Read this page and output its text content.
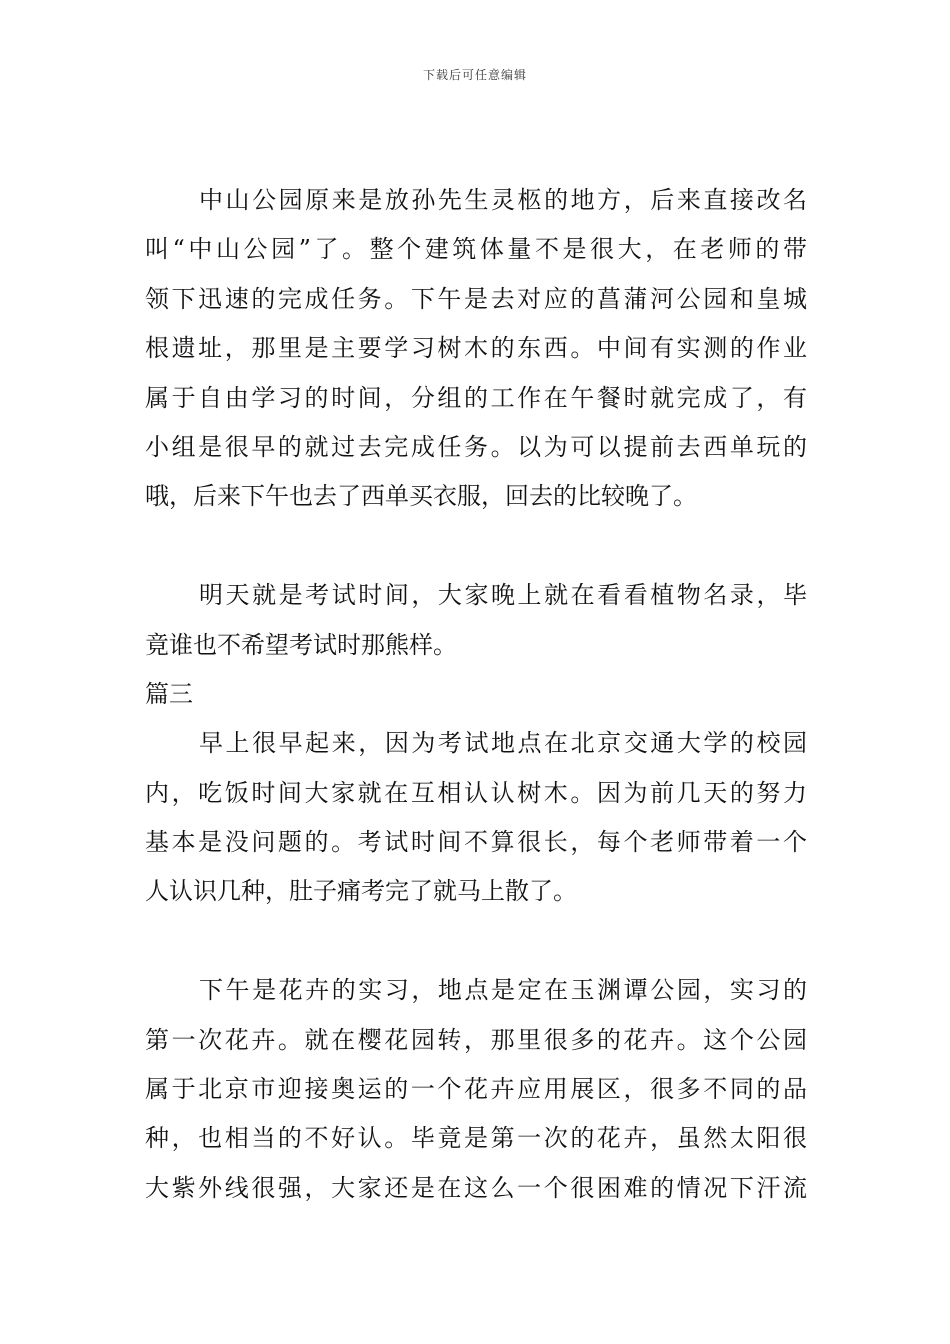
下载后可任意编辑
中山公园原来是放孙先生灵柩的地方，后来直接改名
叫“中山公园”了。整个建筑体量不是很大，在老师的带
领下迅速的完成任务。下午是去对应的菖蒲河公园和皇城
根遗址，那里是主要学习树木的东西。中间有实测的作业
属于自由学习的时间，分组的工作在午餐时就完成了，有
小组是很早的就过去完成任务。以为可以提前去西单玩的
哦，后来下午也去了西单买衣服，回去的比较晚了。
明天就是考试时间，大家晚上就在看看植物名录，毕
竟谁也不希望考试时那熊样。
篇三
早上很早起来，因为考试地点在北京交通大学的校园
内，吃饭时间大家就在互相认认树木。因为前几天的努力
基本是没问题的。考试时间不算很长，每个老师带着一个
人认识几种，肚子痛考完了就马上散了。
下午是花卉的实习，地点是定在玉渊谭公园，实习的
第一次花卉。就在樱花园转，那里很多的花卉。这个公园
属于北京市迎接奥运的一个花卉应用展区，很多不同的品
种，也相当的不好认。毕竟是第一次的花卉，虽然太阳很
大紫外线很强，大家还是在这么一个很困难的情况下汗流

- STATED PROBLEM: Leave out the pictures and output the rest of the material exactly as written.

- TASK RESULT:
Read this page and output its text content.
下载后可任意编辑
中山公园原来是放孙先生灵柩的地方，后来直接改名
叫“中山公园”了。整个建筑体量不是很大，在老师的带
领下迅速的完成任务。下午是去对应的菖蒲河公园和皇城
根遗址，那里是主要学习树木的东西。中间有实测的作业
属于自由学习的时间，分组的工作在午餐时就完成了，有
小组是很早的就过去完成任务。以为可以提前去西单玩的
哦，后来下午也去了西单买衣服，回去的比较晚了。
明天就是考试时间，大家晚上就在看看植物名录，毕
竟谁也不希望考试时那熊样。
篇三
早上很早起来，因为考试地点在北京交通大学的校园
内，吃饭时间大家就在互相认认树木。因为前几天的努力
基本是没问题的。考试时间不算很长，每个老师带着一个
人认识几种，肚子痛考完了就马上散了。
下午是花卉的实习，地点是定在玉渊谭公园，实习的
第一次花卉。就在樱花园转，那里很多的花卉。这个公园
属于北京市迎接奥运的一个花卉应用展区，很多不同的品
种，也相当的不好认。毕竟是第一次的花卉，虽然太阳很
大紫外线很强，大家还是在这么一个很困难的情况下汗流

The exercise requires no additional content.